Records from a data source:
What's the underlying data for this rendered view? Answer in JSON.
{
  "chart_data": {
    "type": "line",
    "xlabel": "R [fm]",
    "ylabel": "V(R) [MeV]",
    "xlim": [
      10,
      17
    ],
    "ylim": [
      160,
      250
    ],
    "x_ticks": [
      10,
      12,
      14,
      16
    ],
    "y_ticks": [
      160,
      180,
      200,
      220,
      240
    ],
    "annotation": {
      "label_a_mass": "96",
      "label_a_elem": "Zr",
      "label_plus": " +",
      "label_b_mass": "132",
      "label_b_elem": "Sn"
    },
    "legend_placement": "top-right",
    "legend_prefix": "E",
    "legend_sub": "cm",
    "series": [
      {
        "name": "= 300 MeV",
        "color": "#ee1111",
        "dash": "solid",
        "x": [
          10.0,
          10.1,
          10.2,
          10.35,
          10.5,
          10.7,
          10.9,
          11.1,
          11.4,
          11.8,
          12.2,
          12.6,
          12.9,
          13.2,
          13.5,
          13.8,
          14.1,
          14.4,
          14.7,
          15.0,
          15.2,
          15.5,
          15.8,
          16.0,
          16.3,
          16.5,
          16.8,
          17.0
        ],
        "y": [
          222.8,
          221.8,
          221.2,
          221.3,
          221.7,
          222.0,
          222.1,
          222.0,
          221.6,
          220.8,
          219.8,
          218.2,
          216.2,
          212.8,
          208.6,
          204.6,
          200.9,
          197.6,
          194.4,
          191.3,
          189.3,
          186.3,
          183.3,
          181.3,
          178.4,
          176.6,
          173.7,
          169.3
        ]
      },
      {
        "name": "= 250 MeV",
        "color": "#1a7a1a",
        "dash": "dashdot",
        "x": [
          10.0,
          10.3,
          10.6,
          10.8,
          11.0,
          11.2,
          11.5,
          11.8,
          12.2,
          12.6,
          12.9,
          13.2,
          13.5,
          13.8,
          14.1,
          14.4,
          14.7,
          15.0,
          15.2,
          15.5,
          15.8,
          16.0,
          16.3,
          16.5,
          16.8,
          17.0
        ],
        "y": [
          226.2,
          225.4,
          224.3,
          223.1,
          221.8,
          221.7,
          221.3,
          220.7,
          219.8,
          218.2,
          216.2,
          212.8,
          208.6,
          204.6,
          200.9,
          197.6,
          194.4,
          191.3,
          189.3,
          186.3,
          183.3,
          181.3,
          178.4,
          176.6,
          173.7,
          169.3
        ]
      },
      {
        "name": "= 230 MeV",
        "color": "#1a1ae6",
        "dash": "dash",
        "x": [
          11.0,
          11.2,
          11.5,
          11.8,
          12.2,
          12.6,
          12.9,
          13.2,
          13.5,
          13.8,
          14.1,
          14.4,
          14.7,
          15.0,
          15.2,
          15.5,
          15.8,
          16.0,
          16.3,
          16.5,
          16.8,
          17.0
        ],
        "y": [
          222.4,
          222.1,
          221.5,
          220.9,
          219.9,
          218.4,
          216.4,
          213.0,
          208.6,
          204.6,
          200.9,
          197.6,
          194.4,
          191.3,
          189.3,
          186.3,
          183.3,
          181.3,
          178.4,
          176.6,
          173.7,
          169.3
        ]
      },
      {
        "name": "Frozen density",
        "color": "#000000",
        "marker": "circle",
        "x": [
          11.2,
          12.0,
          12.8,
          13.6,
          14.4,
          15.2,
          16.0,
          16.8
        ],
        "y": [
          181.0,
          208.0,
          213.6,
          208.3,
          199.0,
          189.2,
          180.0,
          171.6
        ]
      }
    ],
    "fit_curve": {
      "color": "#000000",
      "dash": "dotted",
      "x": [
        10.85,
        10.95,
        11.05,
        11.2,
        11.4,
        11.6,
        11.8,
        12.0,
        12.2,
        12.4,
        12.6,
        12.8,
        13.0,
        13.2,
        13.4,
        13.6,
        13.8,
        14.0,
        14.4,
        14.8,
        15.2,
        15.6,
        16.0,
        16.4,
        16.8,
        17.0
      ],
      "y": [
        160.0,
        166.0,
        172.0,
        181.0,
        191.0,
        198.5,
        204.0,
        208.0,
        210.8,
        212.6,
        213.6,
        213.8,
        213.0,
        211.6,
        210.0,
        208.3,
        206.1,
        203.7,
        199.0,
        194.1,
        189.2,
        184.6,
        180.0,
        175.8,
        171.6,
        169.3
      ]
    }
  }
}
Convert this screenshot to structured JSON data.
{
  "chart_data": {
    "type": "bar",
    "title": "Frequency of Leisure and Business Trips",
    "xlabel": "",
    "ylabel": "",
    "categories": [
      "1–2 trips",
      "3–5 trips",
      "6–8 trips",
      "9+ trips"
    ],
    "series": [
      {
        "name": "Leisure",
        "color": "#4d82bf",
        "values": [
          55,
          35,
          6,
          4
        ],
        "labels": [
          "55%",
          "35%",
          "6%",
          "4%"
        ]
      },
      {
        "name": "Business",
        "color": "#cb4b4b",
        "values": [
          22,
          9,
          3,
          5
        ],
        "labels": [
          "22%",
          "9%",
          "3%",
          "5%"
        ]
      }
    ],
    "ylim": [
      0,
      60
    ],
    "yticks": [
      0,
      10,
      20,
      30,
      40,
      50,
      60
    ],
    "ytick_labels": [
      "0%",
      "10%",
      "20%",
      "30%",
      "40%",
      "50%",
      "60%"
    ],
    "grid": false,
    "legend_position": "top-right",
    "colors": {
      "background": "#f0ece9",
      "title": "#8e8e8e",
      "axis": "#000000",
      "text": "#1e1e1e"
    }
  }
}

AIM OF THE EXERCISE:
Pull out every line above that holds the word "title".

RESPONSE BELOW:
    "title": "Frequency of Leisure and Business Trips",
      "title": "#8e8e8e",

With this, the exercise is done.